Task directions.
Your task is to copy each line that has the word "JSON".

(Figure dataset records)
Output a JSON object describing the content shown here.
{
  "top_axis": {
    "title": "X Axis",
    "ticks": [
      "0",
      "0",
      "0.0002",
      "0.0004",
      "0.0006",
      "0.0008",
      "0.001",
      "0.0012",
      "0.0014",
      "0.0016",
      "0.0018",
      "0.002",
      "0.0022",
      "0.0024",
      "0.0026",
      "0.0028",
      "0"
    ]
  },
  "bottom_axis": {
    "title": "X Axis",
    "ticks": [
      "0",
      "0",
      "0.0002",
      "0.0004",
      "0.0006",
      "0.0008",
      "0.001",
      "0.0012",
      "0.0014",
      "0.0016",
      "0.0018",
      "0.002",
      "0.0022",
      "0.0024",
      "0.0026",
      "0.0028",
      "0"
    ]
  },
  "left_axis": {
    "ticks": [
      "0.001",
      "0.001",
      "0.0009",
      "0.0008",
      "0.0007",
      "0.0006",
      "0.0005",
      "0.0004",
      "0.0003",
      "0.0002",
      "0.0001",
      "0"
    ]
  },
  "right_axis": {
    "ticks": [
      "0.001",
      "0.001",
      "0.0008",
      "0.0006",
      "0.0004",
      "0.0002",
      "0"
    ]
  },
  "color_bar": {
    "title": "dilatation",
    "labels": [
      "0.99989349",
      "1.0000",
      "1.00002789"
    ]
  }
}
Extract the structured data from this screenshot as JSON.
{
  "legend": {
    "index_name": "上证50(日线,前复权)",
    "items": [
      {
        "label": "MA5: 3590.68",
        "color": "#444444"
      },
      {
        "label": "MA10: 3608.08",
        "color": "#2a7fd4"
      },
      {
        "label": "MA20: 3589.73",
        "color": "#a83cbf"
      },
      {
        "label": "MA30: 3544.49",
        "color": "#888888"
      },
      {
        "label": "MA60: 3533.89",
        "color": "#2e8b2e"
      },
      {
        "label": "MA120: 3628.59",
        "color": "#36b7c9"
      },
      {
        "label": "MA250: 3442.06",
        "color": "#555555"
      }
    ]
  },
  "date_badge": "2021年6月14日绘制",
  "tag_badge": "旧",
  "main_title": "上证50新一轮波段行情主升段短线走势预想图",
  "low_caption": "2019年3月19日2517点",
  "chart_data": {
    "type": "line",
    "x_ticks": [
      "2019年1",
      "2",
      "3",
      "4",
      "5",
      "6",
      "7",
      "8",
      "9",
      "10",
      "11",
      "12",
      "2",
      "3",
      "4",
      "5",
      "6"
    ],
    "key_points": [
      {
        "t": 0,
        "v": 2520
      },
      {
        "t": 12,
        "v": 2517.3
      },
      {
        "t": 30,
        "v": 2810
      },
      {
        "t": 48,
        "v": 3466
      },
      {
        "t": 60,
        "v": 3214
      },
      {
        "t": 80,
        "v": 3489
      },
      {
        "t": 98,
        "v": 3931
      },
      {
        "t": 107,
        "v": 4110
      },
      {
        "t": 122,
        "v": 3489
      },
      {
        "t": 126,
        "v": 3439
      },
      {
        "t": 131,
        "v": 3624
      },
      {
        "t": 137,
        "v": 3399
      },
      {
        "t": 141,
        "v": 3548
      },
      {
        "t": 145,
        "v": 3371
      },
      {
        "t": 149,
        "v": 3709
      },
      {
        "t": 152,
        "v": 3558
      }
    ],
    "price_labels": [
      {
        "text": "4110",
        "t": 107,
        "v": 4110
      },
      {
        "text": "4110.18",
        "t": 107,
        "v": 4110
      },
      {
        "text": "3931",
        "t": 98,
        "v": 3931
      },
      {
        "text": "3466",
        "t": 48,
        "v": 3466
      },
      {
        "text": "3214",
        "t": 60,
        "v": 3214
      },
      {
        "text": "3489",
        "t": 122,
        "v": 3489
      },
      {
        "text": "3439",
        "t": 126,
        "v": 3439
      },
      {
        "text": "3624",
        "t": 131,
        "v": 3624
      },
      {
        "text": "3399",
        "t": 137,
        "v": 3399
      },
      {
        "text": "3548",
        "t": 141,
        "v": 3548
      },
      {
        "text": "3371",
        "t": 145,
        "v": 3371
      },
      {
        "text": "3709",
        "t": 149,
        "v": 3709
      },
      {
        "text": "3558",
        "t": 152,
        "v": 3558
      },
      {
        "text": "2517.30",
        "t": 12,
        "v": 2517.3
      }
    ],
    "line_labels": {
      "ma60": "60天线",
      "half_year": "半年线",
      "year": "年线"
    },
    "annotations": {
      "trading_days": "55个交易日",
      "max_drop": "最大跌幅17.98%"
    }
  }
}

Answer to the task.
Output a JSON object describing the content shown here.
Extract the structured data from this screenshot as JSON.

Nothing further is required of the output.